## Written instruction
Scan the records and identify every line in which the string "chats" occurs, then return those lines.

## Dataset entries

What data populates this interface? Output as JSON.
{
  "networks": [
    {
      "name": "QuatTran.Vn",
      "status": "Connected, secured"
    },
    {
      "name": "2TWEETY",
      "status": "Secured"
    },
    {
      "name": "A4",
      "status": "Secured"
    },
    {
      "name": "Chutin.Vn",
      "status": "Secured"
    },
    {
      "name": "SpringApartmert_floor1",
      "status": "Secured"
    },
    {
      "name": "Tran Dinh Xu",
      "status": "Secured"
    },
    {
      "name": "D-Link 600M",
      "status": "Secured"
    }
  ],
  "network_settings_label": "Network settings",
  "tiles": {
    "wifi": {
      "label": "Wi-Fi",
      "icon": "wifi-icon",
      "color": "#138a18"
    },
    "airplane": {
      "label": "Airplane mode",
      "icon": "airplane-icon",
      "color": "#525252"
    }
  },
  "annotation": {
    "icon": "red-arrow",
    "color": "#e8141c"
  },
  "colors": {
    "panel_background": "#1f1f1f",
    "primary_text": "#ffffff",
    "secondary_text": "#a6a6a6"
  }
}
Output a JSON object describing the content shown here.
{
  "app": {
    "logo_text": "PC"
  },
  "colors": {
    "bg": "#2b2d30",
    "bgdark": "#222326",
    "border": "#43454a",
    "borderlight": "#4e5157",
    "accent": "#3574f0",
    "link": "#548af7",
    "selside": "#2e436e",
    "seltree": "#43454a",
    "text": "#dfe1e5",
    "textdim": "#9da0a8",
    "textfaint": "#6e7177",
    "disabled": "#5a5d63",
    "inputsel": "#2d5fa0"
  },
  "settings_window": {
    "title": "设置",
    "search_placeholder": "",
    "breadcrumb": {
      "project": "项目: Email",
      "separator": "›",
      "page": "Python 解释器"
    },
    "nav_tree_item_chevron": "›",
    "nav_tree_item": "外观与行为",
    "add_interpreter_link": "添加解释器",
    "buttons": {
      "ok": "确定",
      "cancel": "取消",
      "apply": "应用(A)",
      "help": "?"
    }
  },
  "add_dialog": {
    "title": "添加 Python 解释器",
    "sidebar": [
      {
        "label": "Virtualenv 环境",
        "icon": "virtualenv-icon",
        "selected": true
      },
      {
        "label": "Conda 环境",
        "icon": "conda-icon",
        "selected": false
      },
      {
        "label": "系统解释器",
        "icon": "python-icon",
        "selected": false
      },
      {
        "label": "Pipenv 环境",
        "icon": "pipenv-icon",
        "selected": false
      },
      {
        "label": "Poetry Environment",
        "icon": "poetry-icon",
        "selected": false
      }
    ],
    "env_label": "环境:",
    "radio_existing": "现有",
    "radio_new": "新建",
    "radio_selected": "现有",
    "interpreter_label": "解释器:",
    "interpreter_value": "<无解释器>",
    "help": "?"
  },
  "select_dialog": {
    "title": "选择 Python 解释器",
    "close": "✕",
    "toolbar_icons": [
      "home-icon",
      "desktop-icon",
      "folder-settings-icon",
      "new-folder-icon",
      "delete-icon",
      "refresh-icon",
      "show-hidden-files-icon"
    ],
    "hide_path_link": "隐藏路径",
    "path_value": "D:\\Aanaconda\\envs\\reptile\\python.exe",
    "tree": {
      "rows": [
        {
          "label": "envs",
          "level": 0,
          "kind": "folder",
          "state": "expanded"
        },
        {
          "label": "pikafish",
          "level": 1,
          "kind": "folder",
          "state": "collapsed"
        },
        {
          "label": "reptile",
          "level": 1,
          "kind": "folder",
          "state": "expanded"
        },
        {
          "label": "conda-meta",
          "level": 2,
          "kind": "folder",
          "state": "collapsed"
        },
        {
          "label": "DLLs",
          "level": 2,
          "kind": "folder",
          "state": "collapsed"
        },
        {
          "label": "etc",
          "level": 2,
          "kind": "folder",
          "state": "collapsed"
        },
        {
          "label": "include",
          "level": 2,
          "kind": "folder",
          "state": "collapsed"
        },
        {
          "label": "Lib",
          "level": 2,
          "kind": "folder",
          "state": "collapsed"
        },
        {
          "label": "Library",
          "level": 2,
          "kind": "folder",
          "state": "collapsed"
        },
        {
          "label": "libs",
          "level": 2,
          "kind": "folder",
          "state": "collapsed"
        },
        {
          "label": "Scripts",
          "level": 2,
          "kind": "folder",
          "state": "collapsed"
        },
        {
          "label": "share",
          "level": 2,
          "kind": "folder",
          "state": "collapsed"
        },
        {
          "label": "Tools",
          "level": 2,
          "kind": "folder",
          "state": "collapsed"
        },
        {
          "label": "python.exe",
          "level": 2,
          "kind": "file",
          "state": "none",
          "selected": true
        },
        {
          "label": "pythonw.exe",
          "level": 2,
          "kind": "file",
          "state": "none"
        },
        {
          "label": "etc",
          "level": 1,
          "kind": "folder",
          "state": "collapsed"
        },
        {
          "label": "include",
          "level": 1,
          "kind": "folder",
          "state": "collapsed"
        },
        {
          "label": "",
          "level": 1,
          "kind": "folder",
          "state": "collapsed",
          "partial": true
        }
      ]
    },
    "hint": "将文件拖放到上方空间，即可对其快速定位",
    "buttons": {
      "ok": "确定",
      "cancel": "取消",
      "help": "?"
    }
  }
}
* * *
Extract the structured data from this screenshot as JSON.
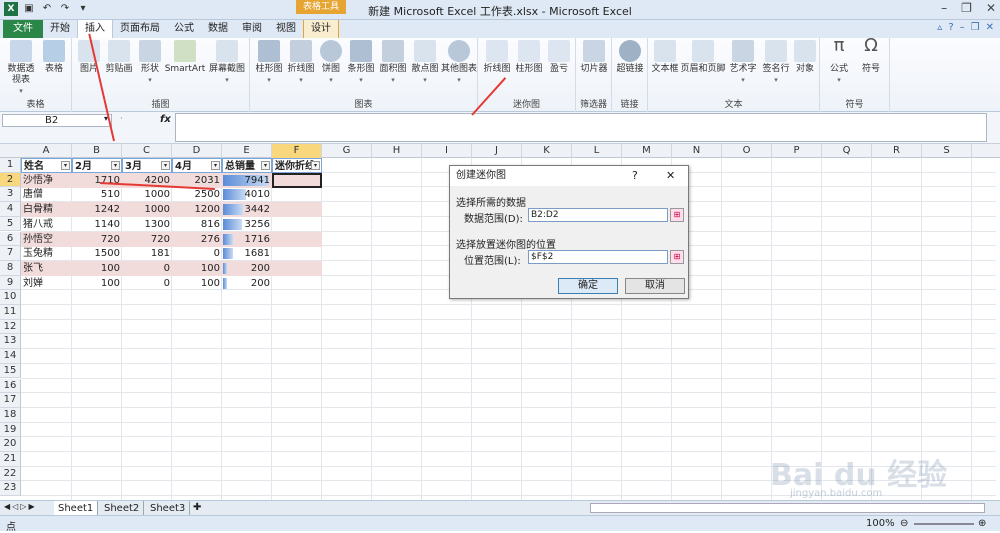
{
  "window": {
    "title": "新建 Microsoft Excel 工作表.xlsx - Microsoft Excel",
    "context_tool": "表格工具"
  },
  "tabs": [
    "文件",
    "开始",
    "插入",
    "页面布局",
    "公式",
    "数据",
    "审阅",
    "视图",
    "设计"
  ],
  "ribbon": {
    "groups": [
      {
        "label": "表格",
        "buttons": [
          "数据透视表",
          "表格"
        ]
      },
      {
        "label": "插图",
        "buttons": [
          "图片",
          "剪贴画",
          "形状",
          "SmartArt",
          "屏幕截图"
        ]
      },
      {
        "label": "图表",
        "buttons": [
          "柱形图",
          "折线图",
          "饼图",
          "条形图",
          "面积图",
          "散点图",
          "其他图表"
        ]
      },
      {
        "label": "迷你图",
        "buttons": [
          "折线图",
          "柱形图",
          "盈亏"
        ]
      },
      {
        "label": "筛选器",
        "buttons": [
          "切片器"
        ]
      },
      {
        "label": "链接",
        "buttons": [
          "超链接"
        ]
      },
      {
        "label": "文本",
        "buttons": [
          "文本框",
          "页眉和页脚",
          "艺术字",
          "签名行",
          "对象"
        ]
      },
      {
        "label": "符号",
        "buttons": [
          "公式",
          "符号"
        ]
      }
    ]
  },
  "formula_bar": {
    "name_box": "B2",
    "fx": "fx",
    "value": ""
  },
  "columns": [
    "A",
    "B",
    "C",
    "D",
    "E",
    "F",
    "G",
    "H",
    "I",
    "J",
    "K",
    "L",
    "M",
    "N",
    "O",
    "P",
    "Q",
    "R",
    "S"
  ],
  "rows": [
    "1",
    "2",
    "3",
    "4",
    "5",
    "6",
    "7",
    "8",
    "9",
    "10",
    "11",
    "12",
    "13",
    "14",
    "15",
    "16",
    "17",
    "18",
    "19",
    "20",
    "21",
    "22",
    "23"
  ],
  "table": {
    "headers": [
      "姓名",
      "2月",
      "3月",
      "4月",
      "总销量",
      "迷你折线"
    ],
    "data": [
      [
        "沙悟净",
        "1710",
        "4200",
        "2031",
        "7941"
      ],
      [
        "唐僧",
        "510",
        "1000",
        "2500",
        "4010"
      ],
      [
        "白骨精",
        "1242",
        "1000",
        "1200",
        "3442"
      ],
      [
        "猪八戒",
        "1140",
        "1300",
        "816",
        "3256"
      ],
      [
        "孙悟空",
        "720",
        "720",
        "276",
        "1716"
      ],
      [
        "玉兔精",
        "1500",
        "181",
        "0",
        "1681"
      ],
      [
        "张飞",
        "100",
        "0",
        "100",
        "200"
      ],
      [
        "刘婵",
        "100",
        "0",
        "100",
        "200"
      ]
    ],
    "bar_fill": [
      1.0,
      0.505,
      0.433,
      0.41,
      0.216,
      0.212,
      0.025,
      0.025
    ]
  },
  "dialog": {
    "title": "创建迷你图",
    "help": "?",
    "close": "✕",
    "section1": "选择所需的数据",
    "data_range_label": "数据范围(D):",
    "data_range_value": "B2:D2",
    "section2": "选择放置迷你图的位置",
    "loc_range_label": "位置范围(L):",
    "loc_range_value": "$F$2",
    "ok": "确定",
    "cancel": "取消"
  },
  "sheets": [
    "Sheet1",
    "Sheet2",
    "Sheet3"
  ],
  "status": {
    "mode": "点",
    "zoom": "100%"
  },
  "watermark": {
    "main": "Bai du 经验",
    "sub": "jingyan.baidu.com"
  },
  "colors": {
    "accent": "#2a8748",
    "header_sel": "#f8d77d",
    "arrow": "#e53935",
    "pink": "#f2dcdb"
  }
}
---
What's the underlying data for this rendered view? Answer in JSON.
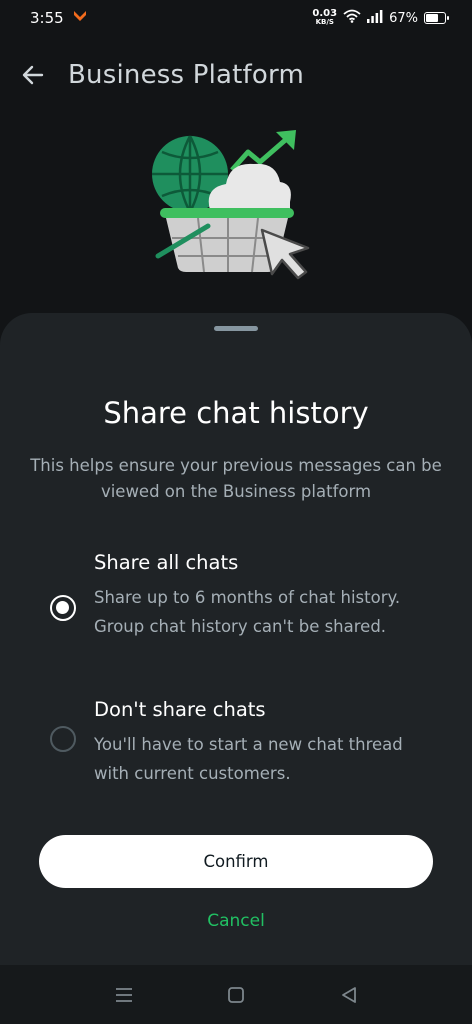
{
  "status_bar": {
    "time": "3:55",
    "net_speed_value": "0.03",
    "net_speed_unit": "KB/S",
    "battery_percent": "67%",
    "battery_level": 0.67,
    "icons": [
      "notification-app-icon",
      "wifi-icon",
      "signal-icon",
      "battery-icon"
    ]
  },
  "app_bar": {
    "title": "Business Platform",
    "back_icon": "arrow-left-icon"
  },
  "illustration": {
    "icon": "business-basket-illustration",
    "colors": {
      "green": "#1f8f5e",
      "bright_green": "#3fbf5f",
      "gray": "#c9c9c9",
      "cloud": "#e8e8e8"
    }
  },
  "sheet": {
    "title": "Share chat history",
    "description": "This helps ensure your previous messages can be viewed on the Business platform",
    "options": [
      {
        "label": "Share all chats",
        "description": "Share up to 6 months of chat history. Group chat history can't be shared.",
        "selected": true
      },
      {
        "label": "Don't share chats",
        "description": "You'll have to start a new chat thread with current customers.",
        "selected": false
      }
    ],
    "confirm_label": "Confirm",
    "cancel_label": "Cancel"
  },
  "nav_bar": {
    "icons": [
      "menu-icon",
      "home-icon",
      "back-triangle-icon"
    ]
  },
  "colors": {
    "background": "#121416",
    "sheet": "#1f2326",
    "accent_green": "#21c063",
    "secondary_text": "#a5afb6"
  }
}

## Exercise output
        "label": "Share all chats",
        "label": "Don't share chats",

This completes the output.